··· Material for this task ···
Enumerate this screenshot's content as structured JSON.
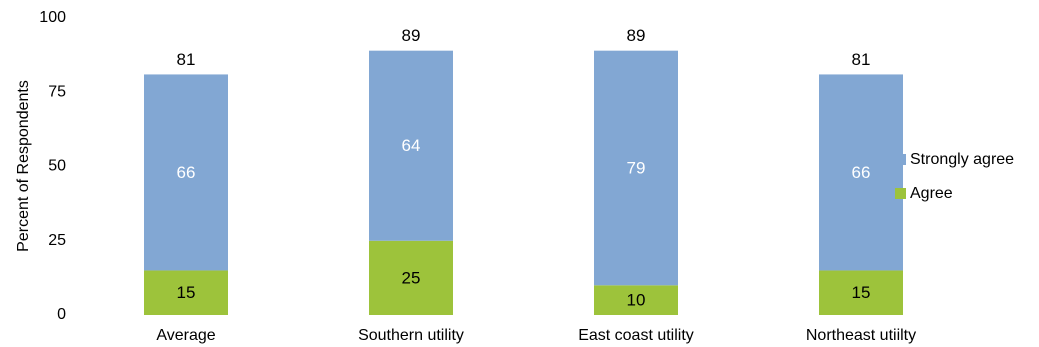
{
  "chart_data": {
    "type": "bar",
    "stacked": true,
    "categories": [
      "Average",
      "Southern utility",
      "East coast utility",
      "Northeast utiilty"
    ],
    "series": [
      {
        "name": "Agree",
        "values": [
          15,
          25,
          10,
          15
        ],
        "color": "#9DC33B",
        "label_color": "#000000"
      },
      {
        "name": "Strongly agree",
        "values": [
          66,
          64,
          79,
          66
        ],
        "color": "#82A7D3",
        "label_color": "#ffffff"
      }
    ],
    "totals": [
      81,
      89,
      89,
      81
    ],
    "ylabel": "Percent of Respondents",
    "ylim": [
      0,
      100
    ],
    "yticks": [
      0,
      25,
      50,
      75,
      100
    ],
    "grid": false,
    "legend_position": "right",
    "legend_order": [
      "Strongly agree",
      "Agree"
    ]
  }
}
···
◆ **Stated problem**
Look through the data and show every line containing "Strongly".

◆ **Exercise answer**
        "name": "Strongly agree",
      "Strongly agree",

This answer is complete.